:: Given instruction ::
Pictures stay out of your copy, but everything else in the records below must be repeated exactly.
-------- Data to process
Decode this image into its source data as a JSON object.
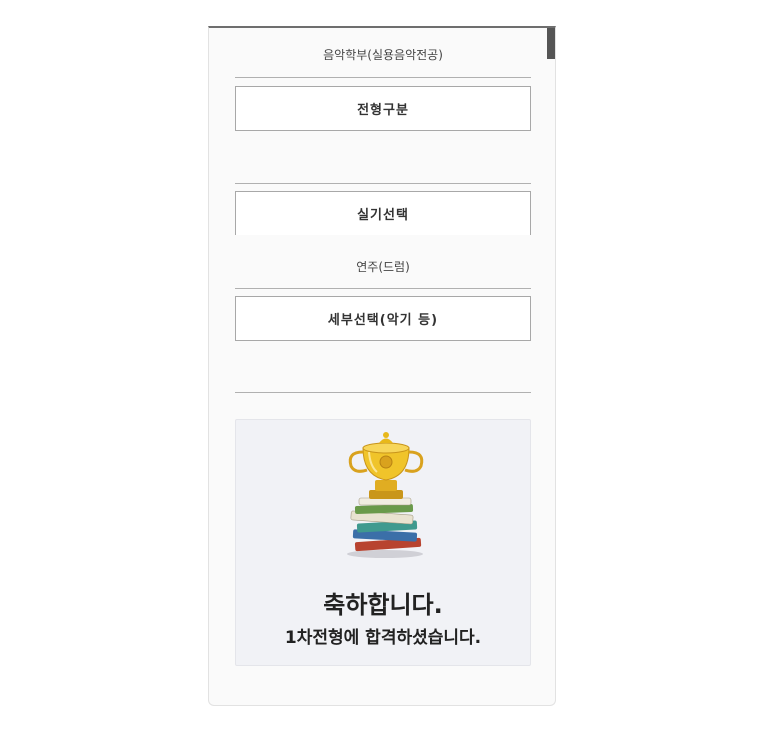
{
  "form": {
    "department_value": "음악학부(실용음악전공)",
    "admission_type_label": "전형구분",
    "admission_type_value": "",
    "practical_label": "실기선택",
    "practical_value": "연주(드럼)",
    "detail_label": "세부선택(악기 등)",
    "detail_value": ""
  },
  "result": {
    "icon": "trophy-on-books-icon",
    "title": "축하합니다.",
    "message": "1차전형에 합격하셨습니다."
  },
  "colors": {
    "panel_bg": "#fafafa",
    "card_bg": "#f1f2f6",
    "border": "#a8a8a8",
    "trophy_gold": "#e8b81a"
  }
}
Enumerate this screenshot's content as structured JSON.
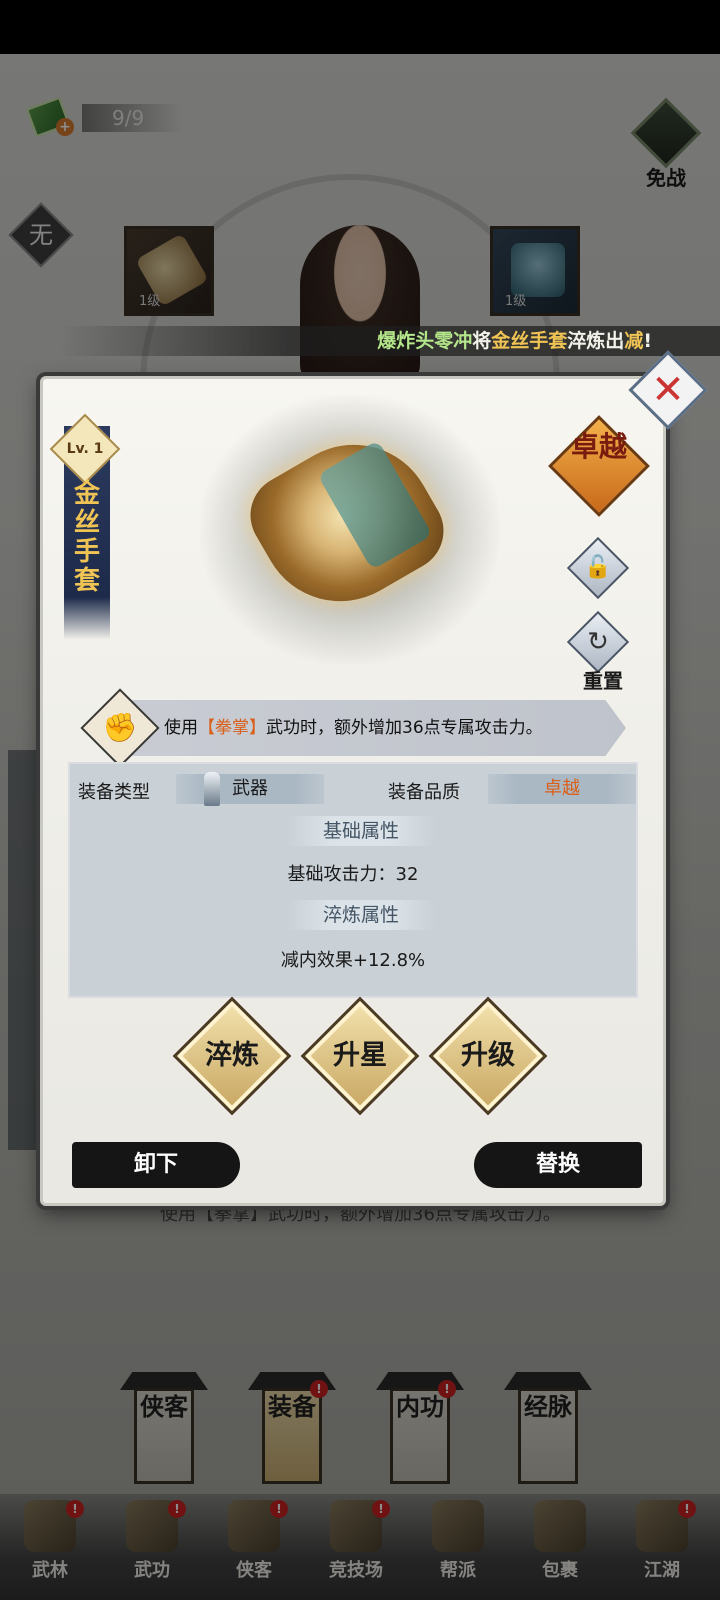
{
  "top": {
    "ticket_count": "9/9",
    "avoid_battle_label": "免战",
    "none_label": "无"
  },
  "slots": {
    "left_level": "1级",
    "right_level": "1级"
  },
  "broadcast": {
    "player": "爆炸头零冲",
    "verb": "将",
    "item": "金丝手套",
    "middle": "淬炼出",
    "attr": "减",
    "end": "!"
  },
  "item": {
    "level": "Lv. 1",
    "name": "金丝手套",
    "quality_badge": "卓越",
    "reset_label": "重置",
    "skill_prefix": "使用",
    "skill_name": "【拳掌】",
    "skill_suffix": "武功时，额外增加36点专属攻击力。",
    "type_label": "装备类型",
    "type_value": "武器",
    "quality_label": "装备品质",
    "quality_value": "卓越",
    "base_section": "基础属性",
    "base_stat": "基础攻击力：32",
    "refine_section": "淬炼属性",
    "refine_stat": "减内效果+12.8%"
  },
  "actions": {
    "refine": "淬炼",
    "star": "升星",
    "upgrade": "升级",
    "unequip": "卸下",
    "replace": "替换"
  },
  "tabs": [
    {
      "label": "侠客",
      "alert": false
    },
    {
      "label": "装备",
      "alert": true
    },
    {
      "label": "内功",
      "alert": true
    },
    {
      "label": "经脉",
      "alert": false
    }
  ],
  "nav": [
    {
      "label": "武林",
      "alert": true
    },
    {
      "label": "武功",
      "alert": true
    },
    {
      "label": "侠客",
      "alert": true
    },
    {
      "label": "竞技场",
      "alert": true
    },
    {
      "label": "帮派",
      "alert": false
    },
    {
      "label": "包裹",
      "alert": false
    },
    {
      "label": "江湖",
      "alert": true
    }
  ],
  "background_ghost_text": "使用【拳掌】武功时，额外增加36点专属攻击力。",
  "colors": {
    "quality_orange": "#d9601a",
    "broadcast_name": "#b4e68a",
    "broadcast_item": "#f0c454",
    "alert_red": "#cc2222"
  }
}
----------------
:: Exercise response ::
Decode this image into its source data as a JSON object.
{
  "form": {
    "department_value": "음악학부(실용음악전공)",
    "admission_type_label": "전형구분",
    "admission_type_value": "",
    "practical_label": "실기선택",
    "practical_value": "연주(드럼)",
    "detail_label": "세부선택(악기 등)",
    "detail_value": ""
  },
  "result": {
    "icon": "trophy-on-books-icon",
    "title": "축하합니다.",
    "message": "1차전형에 합격하셨습니다."
  },
  "colors": {
    "panel_bg": "#fafafa",
    "card_bg": "#f1f2f6",
    "border": "#a8a8a8",
    "trophy_gold": "#e8b81a"
  }
}
Enumerate this screenshot's content as structured JSON.
{
  "top": {
    "ticket_count": "9/9",
    "avoid_battle_label": "免战",
    "none_label": "无"
  },
  "slots": {
    "left_level": "1级",
    "right_level": "1级"
  },
  "broadcast": {
    "player": "爆炸头零冲",
    "verb": "将",
    "item": "金丝手套",
    "middle": "淬炼出",
    "attr": "减",
    "end": "!"
  },
  "item": {
    "level": "Lv. 1",
    "name": "金丝手套",
    "quality_badge": "卓越",
    "reset_label": "重置",
    "skill_prefix": "使用",
    "skill_name": "【拳掌】",
    "skill_suffix": "武功时，额外增加36点专属攻击力。",
    "type_label": "装备类型",
    "type_value": "武器",
    "quality_label": "装备品质",
    "quality_value": "卓越",
    "base_section": "基础属性",
    "base_stat": "基础攻击力：32",
    "refine_section": "淬炼属性",
    "refine_stat": "减内效果+12.8%"
  },
  "actions": {
    "refine": "淬炼",
    "star": "升星",
    "upgrade": "升级",
    "unequip": "卸下",
    "replace": "替换"
  },
  "tabs": [
    {
      "label": "侠客",
      "alert": false
    },
    {
      "label": "装备",
      "alert": true
    },
    {
      "label": "内功",
      "alert": true
    },
    {
      "label": "经脉",
      "alert": false
    }
  ],
  "nav": [
    {
      "label": "武林",
      "alert": true
    },
    {
      "label": "武功",
      "alert": true
    },
    {
      "label": "侠客",
      "alert": true
    },
    {
      "label": "竞技场",
      "alert": true
    },
    {
      "label": "帮派",
      "alert": false
    },
    {
      "label": "包裹",
      "alert": false
    },
    {
      "label": "江湖",
      "alert": true
    }
  ],
  "background_ghost_text": "使用【拳掌】武功时，额外增加36点专属攻击力。",
  "colors": {
    "quality_orange": "#d9601a",
    "broadcast_name": "#b4e68a",
    "broadcast_item": "#f0c454",
    "alert_red": "#cc2222"
  }
}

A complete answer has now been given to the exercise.